- _Instructions to follow_: State only the number of lines that include "this".

Extracted data entries:
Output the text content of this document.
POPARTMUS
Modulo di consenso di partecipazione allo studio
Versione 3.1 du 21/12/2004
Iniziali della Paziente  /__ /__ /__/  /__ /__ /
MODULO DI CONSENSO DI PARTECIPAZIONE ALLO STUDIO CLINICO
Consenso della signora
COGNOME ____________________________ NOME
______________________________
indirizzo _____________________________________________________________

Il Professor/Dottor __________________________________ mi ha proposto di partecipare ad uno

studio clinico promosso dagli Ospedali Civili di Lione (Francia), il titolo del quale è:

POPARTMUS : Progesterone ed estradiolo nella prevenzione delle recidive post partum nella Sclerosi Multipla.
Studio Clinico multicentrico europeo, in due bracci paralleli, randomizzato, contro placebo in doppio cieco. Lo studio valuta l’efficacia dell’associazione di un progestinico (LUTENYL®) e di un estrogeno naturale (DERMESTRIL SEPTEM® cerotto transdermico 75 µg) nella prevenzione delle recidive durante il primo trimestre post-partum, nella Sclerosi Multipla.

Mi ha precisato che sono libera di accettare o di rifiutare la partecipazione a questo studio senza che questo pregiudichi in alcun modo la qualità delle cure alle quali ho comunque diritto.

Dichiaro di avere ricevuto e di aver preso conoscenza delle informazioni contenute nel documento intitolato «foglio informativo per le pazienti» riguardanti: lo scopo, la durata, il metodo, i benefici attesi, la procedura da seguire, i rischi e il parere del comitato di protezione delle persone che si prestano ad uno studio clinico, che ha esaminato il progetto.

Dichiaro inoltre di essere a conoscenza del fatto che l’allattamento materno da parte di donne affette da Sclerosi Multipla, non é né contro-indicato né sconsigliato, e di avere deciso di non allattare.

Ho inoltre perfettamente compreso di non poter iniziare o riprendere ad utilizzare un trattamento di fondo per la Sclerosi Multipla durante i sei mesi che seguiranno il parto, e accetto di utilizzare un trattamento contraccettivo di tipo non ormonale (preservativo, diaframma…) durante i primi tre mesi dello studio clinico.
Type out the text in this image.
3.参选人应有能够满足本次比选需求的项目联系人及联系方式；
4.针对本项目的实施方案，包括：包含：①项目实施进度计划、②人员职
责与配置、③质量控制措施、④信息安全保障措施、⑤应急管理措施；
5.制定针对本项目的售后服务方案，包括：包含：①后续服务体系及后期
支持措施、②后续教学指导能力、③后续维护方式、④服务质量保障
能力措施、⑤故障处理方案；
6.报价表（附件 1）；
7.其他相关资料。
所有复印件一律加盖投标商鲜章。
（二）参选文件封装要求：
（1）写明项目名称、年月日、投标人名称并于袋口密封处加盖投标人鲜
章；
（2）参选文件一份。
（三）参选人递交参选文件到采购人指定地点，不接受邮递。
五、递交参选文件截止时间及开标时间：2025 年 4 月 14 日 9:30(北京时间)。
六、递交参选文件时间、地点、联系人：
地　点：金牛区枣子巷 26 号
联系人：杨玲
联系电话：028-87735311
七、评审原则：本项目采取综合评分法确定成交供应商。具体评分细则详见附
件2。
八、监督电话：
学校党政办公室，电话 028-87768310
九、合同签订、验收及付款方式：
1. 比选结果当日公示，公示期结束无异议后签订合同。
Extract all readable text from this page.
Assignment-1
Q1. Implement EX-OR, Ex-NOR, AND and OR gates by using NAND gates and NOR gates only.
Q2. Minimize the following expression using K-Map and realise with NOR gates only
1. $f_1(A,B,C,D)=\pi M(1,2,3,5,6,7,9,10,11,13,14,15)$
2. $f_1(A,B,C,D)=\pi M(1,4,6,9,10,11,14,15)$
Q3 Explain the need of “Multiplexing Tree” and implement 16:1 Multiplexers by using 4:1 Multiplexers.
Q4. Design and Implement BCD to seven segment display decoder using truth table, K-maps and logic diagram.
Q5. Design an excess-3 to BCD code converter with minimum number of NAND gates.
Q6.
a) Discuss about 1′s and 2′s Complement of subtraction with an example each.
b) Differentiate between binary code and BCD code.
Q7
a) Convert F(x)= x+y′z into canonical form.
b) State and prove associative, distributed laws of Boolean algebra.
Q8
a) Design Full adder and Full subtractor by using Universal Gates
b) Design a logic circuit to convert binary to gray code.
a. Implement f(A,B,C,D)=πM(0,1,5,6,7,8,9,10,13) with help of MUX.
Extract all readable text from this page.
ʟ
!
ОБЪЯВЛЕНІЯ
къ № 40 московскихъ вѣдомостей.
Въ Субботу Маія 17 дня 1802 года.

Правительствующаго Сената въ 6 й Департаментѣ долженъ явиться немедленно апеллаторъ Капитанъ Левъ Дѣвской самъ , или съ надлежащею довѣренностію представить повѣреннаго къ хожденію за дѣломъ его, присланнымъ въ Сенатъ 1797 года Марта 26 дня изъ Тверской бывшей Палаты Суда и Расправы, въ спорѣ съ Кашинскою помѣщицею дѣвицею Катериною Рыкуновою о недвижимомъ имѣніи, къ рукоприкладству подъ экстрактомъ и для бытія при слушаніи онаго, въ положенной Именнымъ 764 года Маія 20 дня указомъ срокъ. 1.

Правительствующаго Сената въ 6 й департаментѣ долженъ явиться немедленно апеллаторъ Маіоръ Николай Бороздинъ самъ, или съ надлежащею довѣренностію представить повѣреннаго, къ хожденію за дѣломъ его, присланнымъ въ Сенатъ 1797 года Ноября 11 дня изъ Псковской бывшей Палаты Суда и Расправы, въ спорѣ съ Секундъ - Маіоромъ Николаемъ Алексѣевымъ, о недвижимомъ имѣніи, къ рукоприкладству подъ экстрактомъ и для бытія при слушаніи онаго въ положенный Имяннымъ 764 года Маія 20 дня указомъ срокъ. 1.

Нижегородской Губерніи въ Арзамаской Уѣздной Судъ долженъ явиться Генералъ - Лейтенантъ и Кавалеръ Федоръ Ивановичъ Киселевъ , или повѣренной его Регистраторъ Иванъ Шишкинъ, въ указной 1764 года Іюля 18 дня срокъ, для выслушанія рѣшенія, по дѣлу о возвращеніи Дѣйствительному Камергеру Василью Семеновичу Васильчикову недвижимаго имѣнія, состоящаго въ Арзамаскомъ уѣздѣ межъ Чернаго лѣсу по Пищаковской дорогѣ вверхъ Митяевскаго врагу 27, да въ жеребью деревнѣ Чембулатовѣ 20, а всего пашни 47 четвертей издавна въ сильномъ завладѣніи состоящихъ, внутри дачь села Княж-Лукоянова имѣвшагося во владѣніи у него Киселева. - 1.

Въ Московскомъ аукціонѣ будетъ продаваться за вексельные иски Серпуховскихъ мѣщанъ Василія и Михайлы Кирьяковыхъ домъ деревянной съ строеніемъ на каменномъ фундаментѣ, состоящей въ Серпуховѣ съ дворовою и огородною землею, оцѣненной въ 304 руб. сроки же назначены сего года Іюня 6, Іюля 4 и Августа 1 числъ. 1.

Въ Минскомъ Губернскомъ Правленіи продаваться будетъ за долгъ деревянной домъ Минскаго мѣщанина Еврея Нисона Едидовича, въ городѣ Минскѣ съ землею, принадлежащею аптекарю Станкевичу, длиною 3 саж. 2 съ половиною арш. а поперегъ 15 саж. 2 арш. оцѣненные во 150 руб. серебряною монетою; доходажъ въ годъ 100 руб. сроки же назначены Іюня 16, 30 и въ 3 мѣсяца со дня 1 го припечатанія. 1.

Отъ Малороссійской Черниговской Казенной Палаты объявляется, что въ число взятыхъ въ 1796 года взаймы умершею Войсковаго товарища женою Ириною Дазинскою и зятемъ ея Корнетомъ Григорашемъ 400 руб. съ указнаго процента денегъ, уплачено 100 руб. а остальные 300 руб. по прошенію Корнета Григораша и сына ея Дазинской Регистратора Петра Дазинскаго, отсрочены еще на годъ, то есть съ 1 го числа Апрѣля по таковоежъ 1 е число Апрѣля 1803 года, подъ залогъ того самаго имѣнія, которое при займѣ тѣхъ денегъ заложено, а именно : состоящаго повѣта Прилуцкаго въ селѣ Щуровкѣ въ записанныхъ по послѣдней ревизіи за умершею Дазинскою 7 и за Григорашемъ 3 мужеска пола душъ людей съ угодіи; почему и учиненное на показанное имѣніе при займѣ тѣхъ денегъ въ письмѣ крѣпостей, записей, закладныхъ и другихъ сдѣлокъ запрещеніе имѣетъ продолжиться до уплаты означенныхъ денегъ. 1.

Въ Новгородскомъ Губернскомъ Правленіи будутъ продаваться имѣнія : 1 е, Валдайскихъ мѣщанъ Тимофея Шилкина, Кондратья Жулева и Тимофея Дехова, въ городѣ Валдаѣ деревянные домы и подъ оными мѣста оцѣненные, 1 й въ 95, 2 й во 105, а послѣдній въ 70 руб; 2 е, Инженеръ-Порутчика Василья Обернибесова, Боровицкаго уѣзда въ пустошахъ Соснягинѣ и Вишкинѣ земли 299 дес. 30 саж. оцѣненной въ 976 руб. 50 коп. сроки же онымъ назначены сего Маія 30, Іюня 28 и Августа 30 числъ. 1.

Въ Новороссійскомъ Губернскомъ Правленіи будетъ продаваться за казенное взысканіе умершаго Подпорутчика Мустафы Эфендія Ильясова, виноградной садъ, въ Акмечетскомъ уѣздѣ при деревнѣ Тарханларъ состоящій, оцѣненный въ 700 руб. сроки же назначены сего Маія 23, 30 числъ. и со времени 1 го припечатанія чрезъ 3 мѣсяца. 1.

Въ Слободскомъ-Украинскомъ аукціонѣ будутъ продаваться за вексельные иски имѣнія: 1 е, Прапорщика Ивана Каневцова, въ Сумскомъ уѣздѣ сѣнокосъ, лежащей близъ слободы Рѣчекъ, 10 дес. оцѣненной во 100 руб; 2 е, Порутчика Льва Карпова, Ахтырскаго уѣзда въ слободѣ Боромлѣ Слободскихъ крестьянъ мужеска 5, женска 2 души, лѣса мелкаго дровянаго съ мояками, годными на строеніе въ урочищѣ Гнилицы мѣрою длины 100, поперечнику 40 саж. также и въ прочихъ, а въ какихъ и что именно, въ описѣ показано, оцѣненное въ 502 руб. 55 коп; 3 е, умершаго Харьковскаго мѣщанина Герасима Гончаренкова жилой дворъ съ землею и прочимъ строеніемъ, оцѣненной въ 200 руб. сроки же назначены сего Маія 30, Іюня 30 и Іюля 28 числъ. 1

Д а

- _Full answer_: 4